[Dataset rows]

________

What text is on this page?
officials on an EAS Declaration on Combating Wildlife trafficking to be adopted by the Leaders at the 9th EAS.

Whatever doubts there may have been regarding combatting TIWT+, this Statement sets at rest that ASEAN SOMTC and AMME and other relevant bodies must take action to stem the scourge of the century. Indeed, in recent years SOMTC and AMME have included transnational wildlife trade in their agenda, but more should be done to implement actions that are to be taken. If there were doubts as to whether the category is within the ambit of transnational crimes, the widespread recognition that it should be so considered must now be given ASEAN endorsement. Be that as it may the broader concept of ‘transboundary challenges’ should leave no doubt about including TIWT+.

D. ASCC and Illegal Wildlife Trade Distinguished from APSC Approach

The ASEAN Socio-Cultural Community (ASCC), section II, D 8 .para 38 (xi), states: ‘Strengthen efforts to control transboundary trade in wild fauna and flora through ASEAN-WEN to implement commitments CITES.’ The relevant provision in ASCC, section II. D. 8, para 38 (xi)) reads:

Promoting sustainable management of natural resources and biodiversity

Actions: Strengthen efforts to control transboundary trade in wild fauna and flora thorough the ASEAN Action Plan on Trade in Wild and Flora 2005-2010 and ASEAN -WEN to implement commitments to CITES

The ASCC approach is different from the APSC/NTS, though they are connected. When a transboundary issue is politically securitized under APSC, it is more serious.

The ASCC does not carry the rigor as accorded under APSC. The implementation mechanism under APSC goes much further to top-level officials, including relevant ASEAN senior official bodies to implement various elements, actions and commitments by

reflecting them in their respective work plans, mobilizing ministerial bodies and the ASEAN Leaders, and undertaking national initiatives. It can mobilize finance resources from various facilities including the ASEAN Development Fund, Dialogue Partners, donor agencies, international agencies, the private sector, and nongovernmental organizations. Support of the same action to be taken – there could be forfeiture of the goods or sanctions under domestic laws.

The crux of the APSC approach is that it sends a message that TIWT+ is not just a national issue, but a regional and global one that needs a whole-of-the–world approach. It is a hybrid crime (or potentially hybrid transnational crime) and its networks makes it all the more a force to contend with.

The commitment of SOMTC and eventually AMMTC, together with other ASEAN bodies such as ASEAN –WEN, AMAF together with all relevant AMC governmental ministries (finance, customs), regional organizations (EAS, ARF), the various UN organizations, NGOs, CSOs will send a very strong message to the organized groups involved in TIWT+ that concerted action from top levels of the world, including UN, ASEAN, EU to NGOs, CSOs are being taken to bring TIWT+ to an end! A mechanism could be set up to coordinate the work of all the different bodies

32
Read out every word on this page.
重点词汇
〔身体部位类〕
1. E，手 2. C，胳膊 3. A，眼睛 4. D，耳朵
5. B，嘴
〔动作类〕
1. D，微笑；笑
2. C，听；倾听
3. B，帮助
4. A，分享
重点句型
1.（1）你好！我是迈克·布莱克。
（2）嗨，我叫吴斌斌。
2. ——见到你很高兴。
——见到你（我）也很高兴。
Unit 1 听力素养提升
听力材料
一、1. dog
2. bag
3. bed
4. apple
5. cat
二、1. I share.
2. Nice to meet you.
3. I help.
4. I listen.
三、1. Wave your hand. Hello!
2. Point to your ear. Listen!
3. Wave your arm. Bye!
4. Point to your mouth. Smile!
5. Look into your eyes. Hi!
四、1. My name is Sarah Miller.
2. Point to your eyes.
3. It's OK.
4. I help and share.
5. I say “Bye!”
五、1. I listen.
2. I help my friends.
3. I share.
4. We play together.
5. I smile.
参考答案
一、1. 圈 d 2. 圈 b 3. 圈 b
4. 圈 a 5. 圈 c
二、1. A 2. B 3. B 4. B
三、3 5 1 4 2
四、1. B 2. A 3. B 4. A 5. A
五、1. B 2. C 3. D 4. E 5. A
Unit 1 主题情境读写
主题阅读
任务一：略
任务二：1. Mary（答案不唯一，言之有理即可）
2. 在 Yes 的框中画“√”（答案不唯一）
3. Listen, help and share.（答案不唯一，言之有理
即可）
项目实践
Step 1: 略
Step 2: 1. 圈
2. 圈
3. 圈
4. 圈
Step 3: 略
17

________

Restate the whole of the material exactly.

What text is on this page?
officials on an EAS Declaration on Combating Wildlife trafficking to be adopted by the Leaders at the 9th EAS.

Whatever doubts there may have been regarding combatting TIWT+, this Statement sets at rest that ASEAN SOMTC and AMME and other relevant bodies must take action to stem the scourge of the century. Indeed, in recent years SOMTC and AMME have included transnational wildlife trade in their agenda, but more should be done to implement actions that are to be taken. If there were doubts as to whether the category is within the ambit of transnational crimes, the widespread recognition that it should be so considered must now be given ASEAN endorsement. Be that as it may the broader concept of ‘transboundary challenges’ should leave no doubt about including TIWT+.

D. ASCC and Illegal Wildlife Trade Distinguished from APSC Approach

The ASEAN Socio-Cultural Community (ASCC), section II, D 8 .para 38 (xi), states: ‘Strengthen efforts to control transboundary trade in wild fauna and flora through ASEAN-WEN to implement commitments CITES.’ The relevant provision in ASCC, section II. D. 8, para 38 (xi)) reads:

Promoting sustainable management of natural resources and biodiversity

Actions: Strengthen efforts to control transboundary trade in wild fauna and flora thorough the ASEAN Action Plan on Trade in Wild and Flora 2005-2010 and ASEAN -WEN to implement commitments to CITES

The ASCC approach is different from the APSC/NTS, though they are connected. When a transboundary issue is politically securitized under APSC, it is more serious.

The ASCC does not carry the rigor as accorded under APSC. The implementation mechanism under APSC goes much further to top-level officials, including relevant ASEAN senior official bodies to implement various elements, actions and commitments by

reflecting them in their respective work plans, mobilizing ministerial bodies and the ASEAN Leaders, and undertaking national initiatives. It can mobilize finance resources from various facilities including the ASEAN Development Fund, Dialogue Partners, donor agencies, international agencies, the private sector, and nongovernmental organizations. Support of the same action to be taken – there could be forfeiture of the goods or sanctions under domestic laws.

The crux of the APSC approach is that it sends a message that TIWT+ is not just a national issue, but a regional and global one that needs a whole-of-the–world approach. It is a hybrid crime (or potentially hybrid transnational crime) and its networks makes it all the more a force to contend with.

The commitment of SOMTC and eventually AMMTC, together with other ASEAN bodies such as ASEAN –WEN, AMAF together with all relevant AMC governmental ministries (finance, customs), regional organizations (EAS, ARF), the various UN organizations, NGOs, CSOs will send a very strong message to the organized groups involved in TIWT+ that concerted action from top levels of the world, including UN, ASEAN, EU to NGOs, CSOs are being taken to bring TIWT+ to an end! A mechanism could be set up to coordinate the work of all the different bodies

32
Read out every word on this page.
重点词汇
〔身体部位类〕
1. E，手 2. C，胳膊 3. A，眼睛 4. D，耳朵
5. B，嘴
〔动作类〕
1. D，微笑；笑
2. C，听；倾听
3. B，帮助
4. A，分享
重点句型
1.（1）你好！我是迈克·布莱克。
（2）嗨，我叫吴斌斌。
2. ——见到你很高兴。
——见到你（我）也很高兴。
Unit 1 听力素养提升
听力材料
一、1. dog
2. bag
3. bed
4. apple
5. cat
二、1. I share.
2. Nice to meet you.
3. I help.
4. I listen.
三、1. Wave your hand. Hello!
2. Point to your ear. Listen!
3. Wave your arm. Bye!
4. Point to your mouth. Smile!
5. Look into your eyes. Hi!
四、1. My name is Sarah Miller.
2. Point to your eyes.
3. It's OK.
4. I help and share.
5. I say “Bye!”
五、1. I listen.
2. I help my friends.
3. I share.
4. We play together.
5. I smile.
参考答案
一、1. 圈 d 2. 圈 b 3. 圈 b
4. 圈 a 5. 圈 c
二、1. A 2. B 3. B 4. B
三、3 5 1 4 2
四、1. B 2. A 3. B 4. A 5. A
五、1. B 2. C 3. D 4. E 5. A
Unit 1 主题情境读写
主题阅读
任务一：略
任务二：1. Mary（答案不唯一，言之有理即可）
2. 在 Yes 的框中画“√”（答案不唯一）
3. Listen, help and share.（答案不唯一，言之有理
即可）
项目实践
Step 1: 略
Step 2: 1. 圈
2. 圈
3. 圈
4. 圈
Step 3: 略
17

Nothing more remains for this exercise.